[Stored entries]
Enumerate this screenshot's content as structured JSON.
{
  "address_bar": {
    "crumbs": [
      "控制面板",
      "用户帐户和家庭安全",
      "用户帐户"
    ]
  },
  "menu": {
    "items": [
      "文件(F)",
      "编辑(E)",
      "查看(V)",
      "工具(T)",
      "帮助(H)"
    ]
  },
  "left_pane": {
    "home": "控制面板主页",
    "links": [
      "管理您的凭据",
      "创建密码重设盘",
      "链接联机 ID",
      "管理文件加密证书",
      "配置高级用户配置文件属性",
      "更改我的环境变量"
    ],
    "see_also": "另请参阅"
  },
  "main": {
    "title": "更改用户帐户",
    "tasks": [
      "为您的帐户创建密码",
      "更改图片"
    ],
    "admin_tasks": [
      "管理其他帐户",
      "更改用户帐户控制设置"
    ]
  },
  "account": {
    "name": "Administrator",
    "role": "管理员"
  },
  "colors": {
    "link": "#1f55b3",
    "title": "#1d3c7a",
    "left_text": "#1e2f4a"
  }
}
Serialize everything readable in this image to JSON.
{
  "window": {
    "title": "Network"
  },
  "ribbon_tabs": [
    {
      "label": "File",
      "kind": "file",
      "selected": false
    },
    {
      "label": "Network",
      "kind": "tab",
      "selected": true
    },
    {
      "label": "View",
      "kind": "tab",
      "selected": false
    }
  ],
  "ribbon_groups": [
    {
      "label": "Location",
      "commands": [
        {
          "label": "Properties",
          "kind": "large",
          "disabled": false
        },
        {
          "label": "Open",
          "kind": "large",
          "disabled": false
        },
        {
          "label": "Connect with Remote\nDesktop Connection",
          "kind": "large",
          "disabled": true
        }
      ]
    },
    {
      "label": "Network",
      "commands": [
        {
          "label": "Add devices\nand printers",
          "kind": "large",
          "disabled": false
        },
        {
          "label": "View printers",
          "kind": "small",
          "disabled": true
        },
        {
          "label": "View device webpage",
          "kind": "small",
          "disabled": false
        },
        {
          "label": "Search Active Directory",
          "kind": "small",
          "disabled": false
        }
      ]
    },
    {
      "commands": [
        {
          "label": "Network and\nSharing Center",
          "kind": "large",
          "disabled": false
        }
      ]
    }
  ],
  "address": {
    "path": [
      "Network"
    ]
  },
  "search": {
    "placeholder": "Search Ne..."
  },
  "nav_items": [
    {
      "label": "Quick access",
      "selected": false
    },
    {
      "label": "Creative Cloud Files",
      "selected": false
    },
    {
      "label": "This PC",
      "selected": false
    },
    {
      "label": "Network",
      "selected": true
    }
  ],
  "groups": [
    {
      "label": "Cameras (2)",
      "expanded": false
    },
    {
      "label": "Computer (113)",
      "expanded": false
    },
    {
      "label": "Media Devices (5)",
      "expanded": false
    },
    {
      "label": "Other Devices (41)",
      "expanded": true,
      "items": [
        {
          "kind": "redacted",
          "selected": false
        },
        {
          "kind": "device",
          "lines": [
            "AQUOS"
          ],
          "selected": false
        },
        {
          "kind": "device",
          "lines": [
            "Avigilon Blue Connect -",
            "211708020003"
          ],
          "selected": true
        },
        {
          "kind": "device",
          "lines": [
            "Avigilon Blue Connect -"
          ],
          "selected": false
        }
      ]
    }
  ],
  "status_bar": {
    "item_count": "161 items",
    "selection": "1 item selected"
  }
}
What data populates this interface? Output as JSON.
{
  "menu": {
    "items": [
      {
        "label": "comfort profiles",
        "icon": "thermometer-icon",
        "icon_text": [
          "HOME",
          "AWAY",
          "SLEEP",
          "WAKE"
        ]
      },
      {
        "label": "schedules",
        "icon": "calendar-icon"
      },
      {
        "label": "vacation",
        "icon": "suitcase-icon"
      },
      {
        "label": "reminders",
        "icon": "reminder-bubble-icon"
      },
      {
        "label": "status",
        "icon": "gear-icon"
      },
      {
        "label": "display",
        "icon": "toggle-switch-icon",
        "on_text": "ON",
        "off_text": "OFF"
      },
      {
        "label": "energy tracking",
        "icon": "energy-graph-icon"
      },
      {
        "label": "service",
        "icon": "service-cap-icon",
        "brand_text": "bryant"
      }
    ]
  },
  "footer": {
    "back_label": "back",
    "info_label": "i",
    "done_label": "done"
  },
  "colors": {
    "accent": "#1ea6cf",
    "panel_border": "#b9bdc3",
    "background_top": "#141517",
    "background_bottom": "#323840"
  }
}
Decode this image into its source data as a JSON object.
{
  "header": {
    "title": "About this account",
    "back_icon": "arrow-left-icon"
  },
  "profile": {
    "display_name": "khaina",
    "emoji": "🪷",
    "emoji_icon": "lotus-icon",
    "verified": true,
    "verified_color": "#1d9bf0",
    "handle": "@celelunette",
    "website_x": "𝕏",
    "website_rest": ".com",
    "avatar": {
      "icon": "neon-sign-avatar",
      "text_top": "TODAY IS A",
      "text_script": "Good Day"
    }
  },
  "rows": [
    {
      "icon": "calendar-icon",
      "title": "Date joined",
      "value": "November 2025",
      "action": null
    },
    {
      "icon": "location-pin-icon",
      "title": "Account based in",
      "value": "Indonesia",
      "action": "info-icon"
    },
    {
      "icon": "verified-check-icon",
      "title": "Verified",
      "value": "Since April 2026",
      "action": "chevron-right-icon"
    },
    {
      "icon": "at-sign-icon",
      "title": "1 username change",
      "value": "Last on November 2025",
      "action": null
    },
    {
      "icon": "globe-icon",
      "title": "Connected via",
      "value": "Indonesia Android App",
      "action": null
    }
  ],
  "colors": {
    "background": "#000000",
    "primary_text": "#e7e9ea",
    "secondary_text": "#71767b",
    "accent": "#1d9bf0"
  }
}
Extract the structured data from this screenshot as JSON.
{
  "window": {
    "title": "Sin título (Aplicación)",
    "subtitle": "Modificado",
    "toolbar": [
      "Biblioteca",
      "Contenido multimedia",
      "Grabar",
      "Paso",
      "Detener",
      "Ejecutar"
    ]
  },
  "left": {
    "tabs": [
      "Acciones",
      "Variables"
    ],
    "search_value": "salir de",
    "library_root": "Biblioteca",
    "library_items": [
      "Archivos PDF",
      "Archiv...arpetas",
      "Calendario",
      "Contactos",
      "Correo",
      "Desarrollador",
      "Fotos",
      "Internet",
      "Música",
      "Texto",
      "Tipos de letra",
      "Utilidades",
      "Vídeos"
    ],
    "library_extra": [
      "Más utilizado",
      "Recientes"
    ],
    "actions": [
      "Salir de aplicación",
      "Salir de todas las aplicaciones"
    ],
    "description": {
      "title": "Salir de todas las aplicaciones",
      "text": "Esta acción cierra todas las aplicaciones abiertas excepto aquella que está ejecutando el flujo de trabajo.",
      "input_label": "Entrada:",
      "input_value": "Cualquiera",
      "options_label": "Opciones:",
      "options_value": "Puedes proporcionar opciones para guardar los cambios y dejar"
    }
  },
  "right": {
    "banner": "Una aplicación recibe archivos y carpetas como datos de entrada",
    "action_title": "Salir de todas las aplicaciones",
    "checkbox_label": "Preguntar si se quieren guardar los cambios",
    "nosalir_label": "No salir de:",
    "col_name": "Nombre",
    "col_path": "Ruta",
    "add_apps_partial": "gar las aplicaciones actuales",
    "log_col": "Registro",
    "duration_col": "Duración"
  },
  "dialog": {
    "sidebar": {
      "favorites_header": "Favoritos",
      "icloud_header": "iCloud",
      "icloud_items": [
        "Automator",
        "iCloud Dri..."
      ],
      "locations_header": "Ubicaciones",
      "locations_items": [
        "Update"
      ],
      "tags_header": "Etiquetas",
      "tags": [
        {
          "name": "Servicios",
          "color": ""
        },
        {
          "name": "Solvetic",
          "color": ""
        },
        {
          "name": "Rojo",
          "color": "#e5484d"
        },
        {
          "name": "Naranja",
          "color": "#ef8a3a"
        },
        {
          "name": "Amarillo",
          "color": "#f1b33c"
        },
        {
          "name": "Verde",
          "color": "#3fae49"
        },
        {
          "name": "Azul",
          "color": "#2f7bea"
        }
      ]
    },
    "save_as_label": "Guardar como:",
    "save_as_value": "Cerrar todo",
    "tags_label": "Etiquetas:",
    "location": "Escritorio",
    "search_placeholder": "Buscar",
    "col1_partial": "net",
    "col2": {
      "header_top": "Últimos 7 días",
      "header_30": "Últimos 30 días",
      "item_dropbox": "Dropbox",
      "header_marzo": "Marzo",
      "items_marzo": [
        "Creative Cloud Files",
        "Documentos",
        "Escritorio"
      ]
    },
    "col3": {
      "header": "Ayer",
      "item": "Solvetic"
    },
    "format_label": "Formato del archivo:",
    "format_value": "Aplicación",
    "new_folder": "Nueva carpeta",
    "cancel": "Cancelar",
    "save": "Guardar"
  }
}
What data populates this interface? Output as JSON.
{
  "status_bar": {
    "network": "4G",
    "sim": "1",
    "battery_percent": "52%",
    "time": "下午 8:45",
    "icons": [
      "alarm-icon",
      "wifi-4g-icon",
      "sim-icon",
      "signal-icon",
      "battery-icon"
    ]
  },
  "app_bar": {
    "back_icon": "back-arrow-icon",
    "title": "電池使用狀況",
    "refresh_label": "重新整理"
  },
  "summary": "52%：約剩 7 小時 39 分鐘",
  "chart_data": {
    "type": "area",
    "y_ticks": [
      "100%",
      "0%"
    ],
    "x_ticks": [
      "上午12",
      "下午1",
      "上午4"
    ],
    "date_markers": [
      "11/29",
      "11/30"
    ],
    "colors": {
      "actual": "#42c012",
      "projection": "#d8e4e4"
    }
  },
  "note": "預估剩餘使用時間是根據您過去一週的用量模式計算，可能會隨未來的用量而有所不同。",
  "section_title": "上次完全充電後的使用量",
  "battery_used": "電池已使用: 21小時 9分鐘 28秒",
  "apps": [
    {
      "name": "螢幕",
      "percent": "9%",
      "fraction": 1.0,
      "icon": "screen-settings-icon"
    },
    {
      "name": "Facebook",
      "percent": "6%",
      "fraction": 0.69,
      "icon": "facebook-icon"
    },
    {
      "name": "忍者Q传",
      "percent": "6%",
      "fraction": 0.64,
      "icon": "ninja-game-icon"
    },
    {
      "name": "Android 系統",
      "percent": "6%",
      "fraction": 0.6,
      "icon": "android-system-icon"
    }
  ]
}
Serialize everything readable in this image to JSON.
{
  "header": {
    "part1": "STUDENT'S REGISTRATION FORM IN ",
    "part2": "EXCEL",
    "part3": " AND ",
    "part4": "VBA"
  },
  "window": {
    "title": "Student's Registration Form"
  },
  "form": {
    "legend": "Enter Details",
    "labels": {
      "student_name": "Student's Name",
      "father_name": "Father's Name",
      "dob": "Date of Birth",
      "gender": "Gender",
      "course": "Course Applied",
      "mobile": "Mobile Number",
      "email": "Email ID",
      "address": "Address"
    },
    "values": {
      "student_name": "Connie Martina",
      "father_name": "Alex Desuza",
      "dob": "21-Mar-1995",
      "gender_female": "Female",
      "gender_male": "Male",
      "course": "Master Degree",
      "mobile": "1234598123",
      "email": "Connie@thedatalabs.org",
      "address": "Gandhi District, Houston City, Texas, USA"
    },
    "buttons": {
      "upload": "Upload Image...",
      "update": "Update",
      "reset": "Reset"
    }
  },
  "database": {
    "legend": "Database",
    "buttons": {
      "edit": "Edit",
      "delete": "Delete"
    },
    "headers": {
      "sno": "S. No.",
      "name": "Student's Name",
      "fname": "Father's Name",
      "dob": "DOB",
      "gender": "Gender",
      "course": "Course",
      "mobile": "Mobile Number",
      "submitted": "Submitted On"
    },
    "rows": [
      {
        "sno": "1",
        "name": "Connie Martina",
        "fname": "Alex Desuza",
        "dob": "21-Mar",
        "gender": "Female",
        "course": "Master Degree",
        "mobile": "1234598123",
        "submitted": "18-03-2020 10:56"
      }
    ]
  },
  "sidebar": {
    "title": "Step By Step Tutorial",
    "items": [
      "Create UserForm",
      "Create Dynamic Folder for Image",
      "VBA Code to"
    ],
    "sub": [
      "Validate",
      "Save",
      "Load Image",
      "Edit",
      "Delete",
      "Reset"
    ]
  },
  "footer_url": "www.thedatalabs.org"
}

> **Short exercise**:
Every line holding "true" should be copied out.

> **Solution for this exercise**:
      "selected": true
          "disabled": true
          "disabled": true
      "selected": true
      "expanded": true,
          "selected": true
    "verified": true,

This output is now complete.